STORED DATA
········

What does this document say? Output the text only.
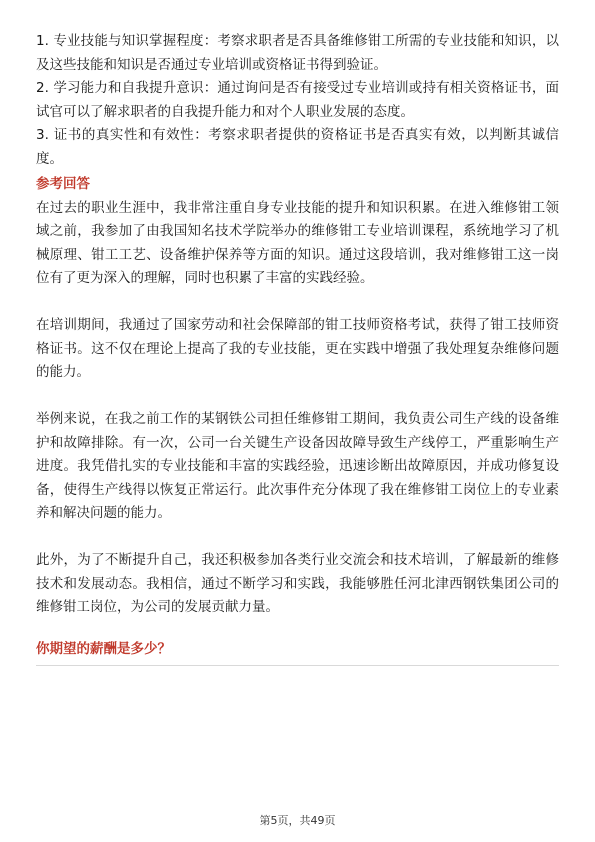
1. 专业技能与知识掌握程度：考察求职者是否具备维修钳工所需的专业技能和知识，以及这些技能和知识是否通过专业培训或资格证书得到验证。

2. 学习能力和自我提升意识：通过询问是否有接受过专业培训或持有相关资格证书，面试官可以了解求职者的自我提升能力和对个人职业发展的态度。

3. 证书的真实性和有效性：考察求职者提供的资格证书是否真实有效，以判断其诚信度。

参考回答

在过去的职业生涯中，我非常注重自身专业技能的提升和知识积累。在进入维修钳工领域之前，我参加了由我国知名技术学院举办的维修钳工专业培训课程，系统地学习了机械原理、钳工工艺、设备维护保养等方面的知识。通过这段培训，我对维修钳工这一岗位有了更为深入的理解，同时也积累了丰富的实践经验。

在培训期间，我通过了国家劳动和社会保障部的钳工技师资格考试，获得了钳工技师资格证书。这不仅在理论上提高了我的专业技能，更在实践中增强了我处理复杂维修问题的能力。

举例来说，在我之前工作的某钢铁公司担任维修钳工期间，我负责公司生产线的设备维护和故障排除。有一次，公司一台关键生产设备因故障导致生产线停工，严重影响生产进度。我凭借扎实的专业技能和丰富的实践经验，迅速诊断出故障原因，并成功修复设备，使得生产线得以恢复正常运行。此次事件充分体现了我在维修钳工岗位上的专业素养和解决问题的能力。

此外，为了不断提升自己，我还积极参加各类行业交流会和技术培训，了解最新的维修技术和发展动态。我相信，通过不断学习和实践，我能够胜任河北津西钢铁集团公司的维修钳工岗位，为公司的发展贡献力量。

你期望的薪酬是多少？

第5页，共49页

········

PROMPT
Reproduce every line precisely as given, omitting all pictures.

FULL RESPONSE
What does this document say? Output the text only.
1. 专业技能与知识掌握程度：考察求职者是否具备维修钳工所需的专业技能和知识，以及这些技能和知识是否通过专业培训或资格证书得到验证。

2. 学习能力和自我提升意识：通过询问是否有接受过专业培训或持有相关资格证书，面试官可以了解求职者的自我提升能力和对个人职业发展的态度。

3. 证书的真实性和有效性：考察求职者提供的资格证书是否真实有效，以判断其诚信度。

参考回答

在过去的职业生涯中，我非常注重自身专业技能的提升和知识积累。在进入维修钳工领域之前，我参加了由我国知名技术学院举办的维修钳工专业培训课程，系统地学习了机械原理、钳工工艺、设备维护保养等方面的知识。通过这段培训，我对维修钳工这一岗位有了更为深入的理解，同时也积累了丰富的实践经验。

在培训期间，我通过了国家劳动和社会保障部的钳工技师资格考试，获得了钳工技师资格证书。这不仅在理论上提高了我的专业技能，更在实践中增强了我处理复杂维修问题的能力。

举例来说，在我之前工作的某钢铁公司担任维修钳工期间，我负责公司生产线的设备维护和故障排除。有一次，公司一台关键生产设备因故障导致生产线停工，严重影响生产进度。我凭借扎实的专业技能和丰富的实践经验，迅速诊断出故障原因，并成功修复设备，使得生产线得以恢复正常运行。此次事件充分体现了我在维修钳工岗位上的专业素养和解决问题的能力。

此外，为了不断提升自己，我还积极参加各类行业交流会和技术培训，了解最新的维修技术和发展动态。我相信，通过不断学习和实践，我能够胜任河北津西钢铁集团公司的维修钳工岗位，为公司的发展贡献力量。

你期望的薪酬是多少？

第5页，共49页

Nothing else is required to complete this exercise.